Given information:
____

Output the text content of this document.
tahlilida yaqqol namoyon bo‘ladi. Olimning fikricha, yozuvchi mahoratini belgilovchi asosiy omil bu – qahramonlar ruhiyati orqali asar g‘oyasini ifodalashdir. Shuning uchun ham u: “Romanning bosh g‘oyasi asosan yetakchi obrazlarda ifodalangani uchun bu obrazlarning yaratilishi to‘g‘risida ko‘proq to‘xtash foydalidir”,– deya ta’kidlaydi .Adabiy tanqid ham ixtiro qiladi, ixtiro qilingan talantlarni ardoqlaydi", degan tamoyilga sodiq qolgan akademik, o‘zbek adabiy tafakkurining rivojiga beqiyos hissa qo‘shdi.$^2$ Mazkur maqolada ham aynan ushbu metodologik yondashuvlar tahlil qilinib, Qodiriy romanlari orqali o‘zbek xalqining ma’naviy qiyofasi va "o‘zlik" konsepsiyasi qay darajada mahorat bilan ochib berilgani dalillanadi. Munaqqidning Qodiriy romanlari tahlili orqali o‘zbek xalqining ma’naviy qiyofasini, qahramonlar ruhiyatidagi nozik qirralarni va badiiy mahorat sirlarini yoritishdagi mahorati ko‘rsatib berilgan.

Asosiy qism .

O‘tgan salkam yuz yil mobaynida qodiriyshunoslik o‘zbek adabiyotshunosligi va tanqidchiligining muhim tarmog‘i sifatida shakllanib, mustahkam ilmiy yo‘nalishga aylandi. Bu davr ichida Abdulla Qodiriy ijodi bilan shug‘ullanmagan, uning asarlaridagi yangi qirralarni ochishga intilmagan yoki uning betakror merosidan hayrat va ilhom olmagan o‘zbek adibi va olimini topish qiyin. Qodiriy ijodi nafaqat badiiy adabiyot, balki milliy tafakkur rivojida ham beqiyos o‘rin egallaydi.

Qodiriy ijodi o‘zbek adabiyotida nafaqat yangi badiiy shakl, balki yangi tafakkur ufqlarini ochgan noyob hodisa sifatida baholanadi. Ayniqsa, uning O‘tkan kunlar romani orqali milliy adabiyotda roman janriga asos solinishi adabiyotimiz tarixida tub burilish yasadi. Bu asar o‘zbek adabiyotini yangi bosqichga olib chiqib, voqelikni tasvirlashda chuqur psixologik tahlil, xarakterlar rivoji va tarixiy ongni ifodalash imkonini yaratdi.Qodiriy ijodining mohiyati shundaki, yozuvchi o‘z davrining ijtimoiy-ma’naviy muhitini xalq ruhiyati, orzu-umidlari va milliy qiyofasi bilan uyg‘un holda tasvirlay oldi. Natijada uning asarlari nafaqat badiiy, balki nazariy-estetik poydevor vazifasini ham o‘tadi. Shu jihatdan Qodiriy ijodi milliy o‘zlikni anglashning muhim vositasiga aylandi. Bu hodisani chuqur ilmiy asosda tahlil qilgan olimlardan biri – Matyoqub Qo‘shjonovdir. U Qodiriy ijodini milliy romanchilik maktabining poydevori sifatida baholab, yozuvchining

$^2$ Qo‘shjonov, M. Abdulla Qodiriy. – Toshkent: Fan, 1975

____

Exercise brief:
Set all of the records down again, exactly as they stand.

The result:
Output the text content of this document.
tahlilida yaqqol namoyon bo‘ladi. Olimning fikricha, yozuvchi mahoratini belgilovchi asosiy omil bu – qahramonlar ruhiyati orqali asar g‘oyasini ifodalashdir. Shuning uchun ham u: “Romanning bosh g‘oyasi asosan yetakchi obrazlarda ifodalangani uchun bu obrazlarning yaratilishi to‘g‘risida ko‘proq to‘xtash foydalidir”,– deya ta’kidlaydi .Adabiy tanqid ham ixtiro qiladi, ixtiro qilingan talantlarni ardoqlaydi", degan tamoyilga sodiq qolgan akademik, o‘zbek adabiy tafakkurining rivojiga beqiyos hissa qo‘shdi.$^2$ Mazkur maqolada ham aynan ushbu metodologik yondashuvlar tahlil qilinib, Qodiriy romanlari orqali o‘zbek xalqining ma’naviy qiyofasi va "o‘zlik" konsepsiyasi qay darajada mahorat bilan ochib berilgani dalillanadi. Munaqqidning Qodiriy romanlari tahlili orqali o‘zbek xalqining ma’naviy qiyofasini, qahramonlar ruhiyatidagi nozik qirralarni va badiiy mahorat sirlarini yoritishdagi mahorati ko‘rsatib berilgan.

Asosiy qism .

O‘tgan salkam yuz yil mobaynida qodiriyshunoslik o‘zbek adabiyotshunosligi va tanqidchiligining muhim tarmog‘i sifatida shakllanib, mustahkam ilmiy yo‘nalishga aylandi. Bu davr ichida Abdulla Qodiriy ijodi bilan shug‘ullanmagan, uning asarlaridagi yangi qirralarni ochishga intilmagan yoki uning betakror merosidan hayrat va ilhom olmagan o‘zbek adibi va olimini topish qiyin. Qodiriy ijodi nafaqat badiiy adabiyot, balki milliy tafakkur rivojida ham beqiyos o‘rin egallaydi.

Qodiriy ijodi o‘zbek adabiyotida nafaqat yangi badiiy shakl, balki yangi tafakkur ufqlarini ochgan noyob hodisa sifatida baholanadi. Ayniqsa, uning O‘tkan kunlar romani orqali milliy adabiyotda roman janriga asos solinishi adabiyotimiz tarixida tub burilish yasadi. Bu asar o‘zbek adabiyotini yangi bosqichga olib chiqib, voqelikni tasvirlashda chuqur psixologik tahlil, xarakterlar rivoji va tarixiy ongni ifodalash imkonini yaratdi.Qodiriy ijodining mohiyati shundaki, yozuvchi o‘z davrining ijtimoiy-ma’naviy muhitini xalq ruhiyati, orzu-umidlari va milliy qiyofasi bilan uyg‘un holda tasvirlay oldi. Natijada uning asarlari nafaqat badiiy, balki nazariy-estetik poydevor vazifasini ham o‘tadi. Shu jihatdan Qodiriy ijodi milliy o‘zlikni anglashning muhim vositasiga aylandi. Bu hodisani chuqur ilmiy asosda tahlil qilgan olimlardan biri – Matyoqub Qo‘shjonovdir. U Qodiriy ijodini milliy romanchilik maktabining poydevori sifatida baholab, yozuvchining

$^2$ Qo‘shjonov, M. Abdulla Qodiriy. – Toshkent: Fan, 1975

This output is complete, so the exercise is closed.